#### TASK STATEMENT:
Collect all lines from the listing that include the string "loss".

#### RECORDS PROVIDED:

------------------------

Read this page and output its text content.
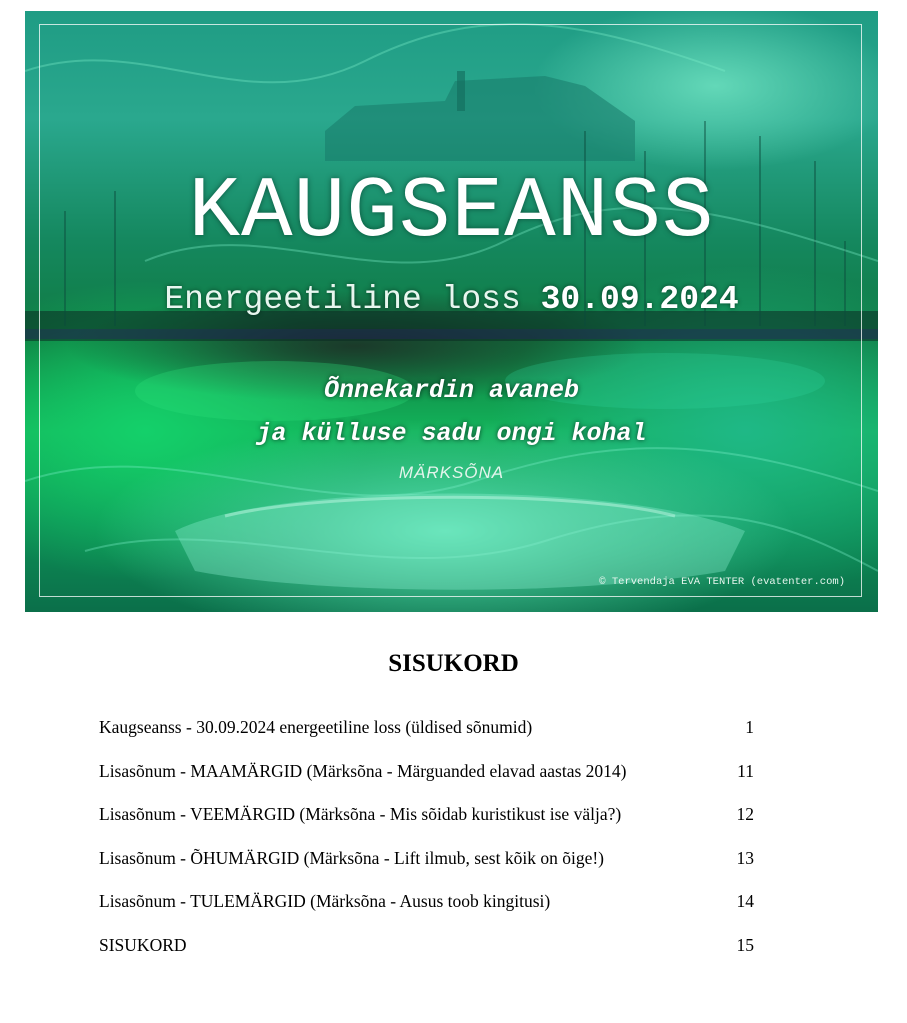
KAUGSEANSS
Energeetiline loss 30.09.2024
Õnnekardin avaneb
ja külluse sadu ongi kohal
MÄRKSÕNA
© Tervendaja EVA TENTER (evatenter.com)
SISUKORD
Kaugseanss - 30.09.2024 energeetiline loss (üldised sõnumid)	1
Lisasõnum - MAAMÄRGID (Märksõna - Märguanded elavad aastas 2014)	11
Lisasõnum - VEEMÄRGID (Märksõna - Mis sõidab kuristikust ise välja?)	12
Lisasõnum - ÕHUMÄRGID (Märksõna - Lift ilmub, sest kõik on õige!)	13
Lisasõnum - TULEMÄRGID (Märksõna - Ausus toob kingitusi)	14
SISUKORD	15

------------------------

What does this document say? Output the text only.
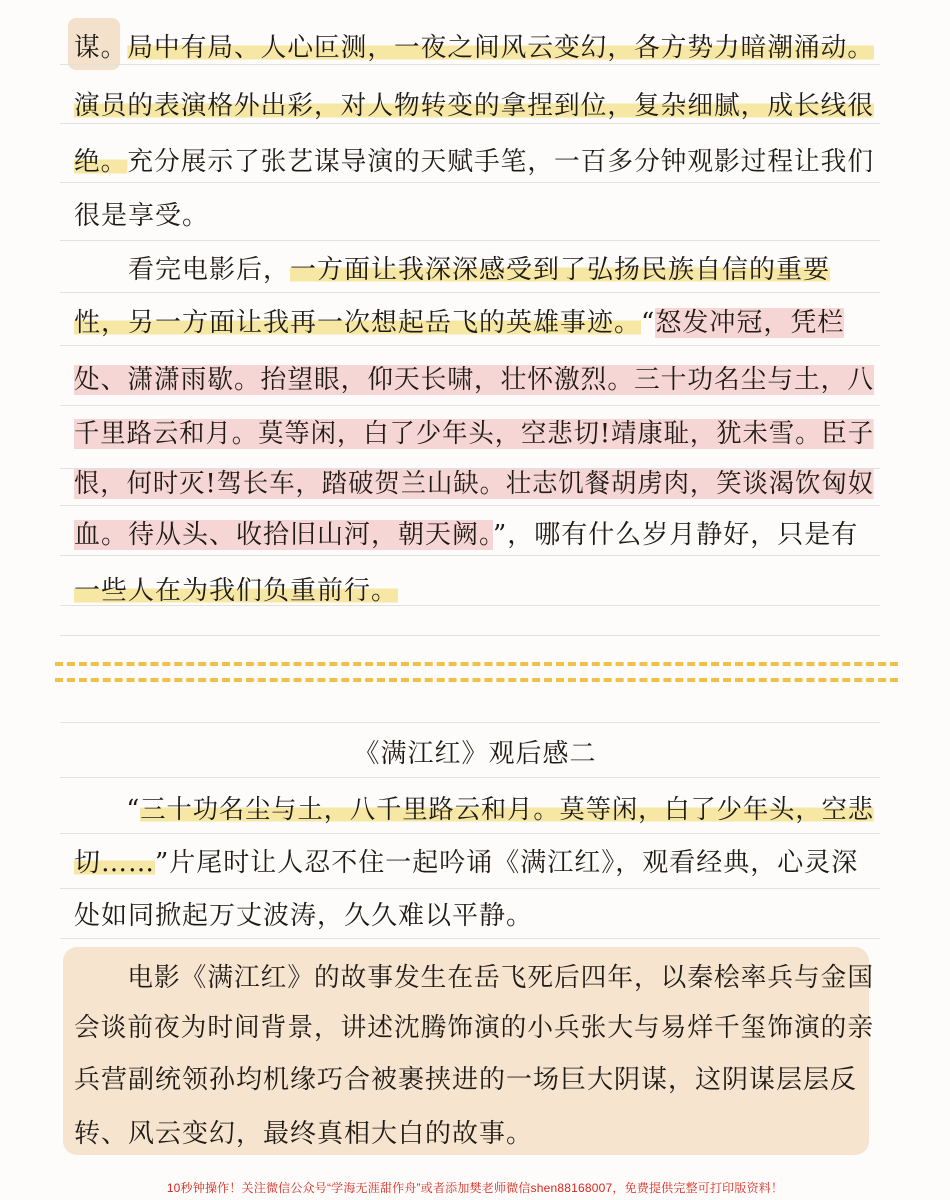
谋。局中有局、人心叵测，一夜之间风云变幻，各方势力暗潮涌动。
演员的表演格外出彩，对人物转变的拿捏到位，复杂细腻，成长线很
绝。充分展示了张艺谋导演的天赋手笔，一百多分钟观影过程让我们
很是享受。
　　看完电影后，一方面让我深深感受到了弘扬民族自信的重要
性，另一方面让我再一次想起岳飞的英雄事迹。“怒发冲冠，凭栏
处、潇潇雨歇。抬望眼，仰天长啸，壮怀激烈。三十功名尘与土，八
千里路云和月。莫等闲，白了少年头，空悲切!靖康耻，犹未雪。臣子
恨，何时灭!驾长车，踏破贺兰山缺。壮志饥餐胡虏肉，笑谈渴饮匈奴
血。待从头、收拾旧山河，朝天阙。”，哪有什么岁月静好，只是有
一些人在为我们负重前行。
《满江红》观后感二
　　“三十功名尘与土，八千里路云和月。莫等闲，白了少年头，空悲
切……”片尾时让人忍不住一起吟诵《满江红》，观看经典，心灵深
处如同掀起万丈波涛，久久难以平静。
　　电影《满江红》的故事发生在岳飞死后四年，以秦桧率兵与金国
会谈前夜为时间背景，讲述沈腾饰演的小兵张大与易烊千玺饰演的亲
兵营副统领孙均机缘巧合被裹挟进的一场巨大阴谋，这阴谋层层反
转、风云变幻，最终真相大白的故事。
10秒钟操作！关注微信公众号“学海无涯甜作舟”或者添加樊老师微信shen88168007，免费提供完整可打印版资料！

------------------------

#### ANSWER TO THE EXERCISE:
Energeetiline loss 30.09.2024
Kaugseanss - 30.09.2024 energeetiline loss (üldised sõnumid)	1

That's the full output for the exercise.